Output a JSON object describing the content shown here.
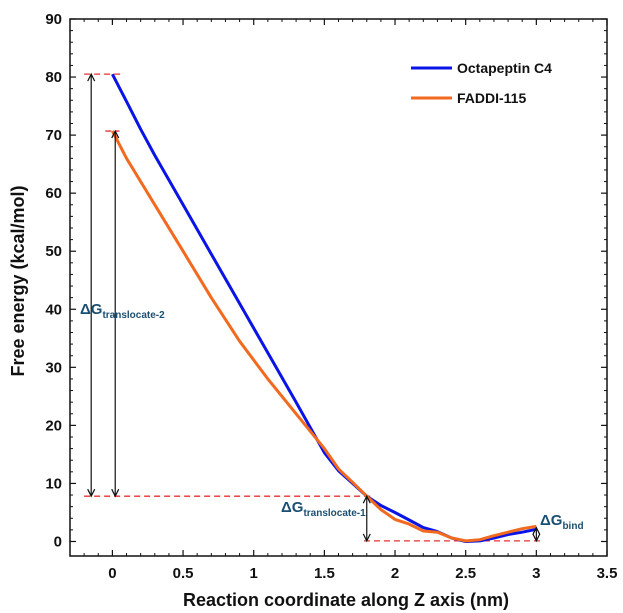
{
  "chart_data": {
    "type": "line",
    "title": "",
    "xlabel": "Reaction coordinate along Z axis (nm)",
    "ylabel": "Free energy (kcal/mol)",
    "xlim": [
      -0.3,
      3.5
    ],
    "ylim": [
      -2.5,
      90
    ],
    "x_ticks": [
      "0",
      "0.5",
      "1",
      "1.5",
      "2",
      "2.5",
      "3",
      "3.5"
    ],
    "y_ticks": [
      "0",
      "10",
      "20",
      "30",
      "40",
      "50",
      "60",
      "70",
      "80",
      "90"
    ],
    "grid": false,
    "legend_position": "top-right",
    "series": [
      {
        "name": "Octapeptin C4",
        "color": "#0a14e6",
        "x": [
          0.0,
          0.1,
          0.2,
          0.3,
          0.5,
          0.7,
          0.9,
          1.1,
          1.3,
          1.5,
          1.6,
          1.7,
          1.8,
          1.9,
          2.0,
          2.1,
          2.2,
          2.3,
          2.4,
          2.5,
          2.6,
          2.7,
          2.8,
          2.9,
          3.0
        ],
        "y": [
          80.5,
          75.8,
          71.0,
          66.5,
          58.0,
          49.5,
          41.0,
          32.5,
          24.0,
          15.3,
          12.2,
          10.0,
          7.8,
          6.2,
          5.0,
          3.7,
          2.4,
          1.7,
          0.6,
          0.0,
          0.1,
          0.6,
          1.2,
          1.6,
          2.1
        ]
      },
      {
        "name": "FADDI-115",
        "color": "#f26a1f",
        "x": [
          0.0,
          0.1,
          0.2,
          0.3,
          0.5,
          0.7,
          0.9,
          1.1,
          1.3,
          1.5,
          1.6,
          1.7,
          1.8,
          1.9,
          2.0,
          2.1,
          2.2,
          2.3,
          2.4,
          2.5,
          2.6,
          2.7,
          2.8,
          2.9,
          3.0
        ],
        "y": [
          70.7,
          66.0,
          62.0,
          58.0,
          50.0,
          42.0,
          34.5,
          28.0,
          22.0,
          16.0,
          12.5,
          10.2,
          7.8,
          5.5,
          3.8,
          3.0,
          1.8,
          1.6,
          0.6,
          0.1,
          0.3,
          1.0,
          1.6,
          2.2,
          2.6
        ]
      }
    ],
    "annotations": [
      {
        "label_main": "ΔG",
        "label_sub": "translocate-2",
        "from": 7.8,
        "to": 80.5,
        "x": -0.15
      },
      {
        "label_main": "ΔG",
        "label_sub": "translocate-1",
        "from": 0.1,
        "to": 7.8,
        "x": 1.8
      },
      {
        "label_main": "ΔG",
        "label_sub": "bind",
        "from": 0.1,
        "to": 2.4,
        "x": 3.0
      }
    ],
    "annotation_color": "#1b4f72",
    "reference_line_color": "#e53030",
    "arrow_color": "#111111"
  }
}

---

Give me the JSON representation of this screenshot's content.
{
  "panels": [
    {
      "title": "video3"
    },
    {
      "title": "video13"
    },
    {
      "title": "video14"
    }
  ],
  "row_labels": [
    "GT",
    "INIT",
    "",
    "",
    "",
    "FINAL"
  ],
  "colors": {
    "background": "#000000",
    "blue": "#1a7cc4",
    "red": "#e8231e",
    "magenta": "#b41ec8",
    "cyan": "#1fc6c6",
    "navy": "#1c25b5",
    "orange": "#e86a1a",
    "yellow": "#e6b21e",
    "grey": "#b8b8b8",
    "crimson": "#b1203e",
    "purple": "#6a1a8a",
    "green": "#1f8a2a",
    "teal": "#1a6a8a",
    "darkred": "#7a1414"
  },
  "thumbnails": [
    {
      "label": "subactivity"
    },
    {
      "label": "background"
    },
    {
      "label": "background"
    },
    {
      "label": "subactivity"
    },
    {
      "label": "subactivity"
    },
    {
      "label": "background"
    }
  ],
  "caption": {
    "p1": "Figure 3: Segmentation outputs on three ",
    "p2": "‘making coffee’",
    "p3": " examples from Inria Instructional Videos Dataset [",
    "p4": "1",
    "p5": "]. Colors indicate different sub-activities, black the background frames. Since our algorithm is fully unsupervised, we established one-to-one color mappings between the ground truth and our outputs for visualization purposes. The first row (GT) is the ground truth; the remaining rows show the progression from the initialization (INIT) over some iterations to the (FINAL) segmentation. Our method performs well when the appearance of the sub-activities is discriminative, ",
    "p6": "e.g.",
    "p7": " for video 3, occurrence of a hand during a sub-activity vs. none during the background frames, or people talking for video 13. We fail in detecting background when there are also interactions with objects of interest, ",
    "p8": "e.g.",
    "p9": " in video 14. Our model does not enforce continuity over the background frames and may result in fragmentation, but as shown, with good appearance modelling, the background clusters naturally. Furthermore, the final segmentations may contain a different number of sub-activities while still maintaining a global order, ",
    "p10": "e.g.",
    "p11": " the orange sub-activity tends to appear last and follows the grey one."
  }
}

(PROBLEM) Working from the entries above, return all lines that contain "with".

(REPLY)
    "p7": " for video 3, occurrence of a hand during a sub-activity vs. none during the background frames, or people talking for video 13. We fail in detecting background when there are also interactions with objects of interest, ",
    "p9": " in video 14. Our model does not enforce continuity over the background frames and may result in fragmentation, but as shown, with good appearance modelling, the background clusters naturally. Furthermore, the final segmentations may contain a different number of sub-activities while still maintaining a global order, ",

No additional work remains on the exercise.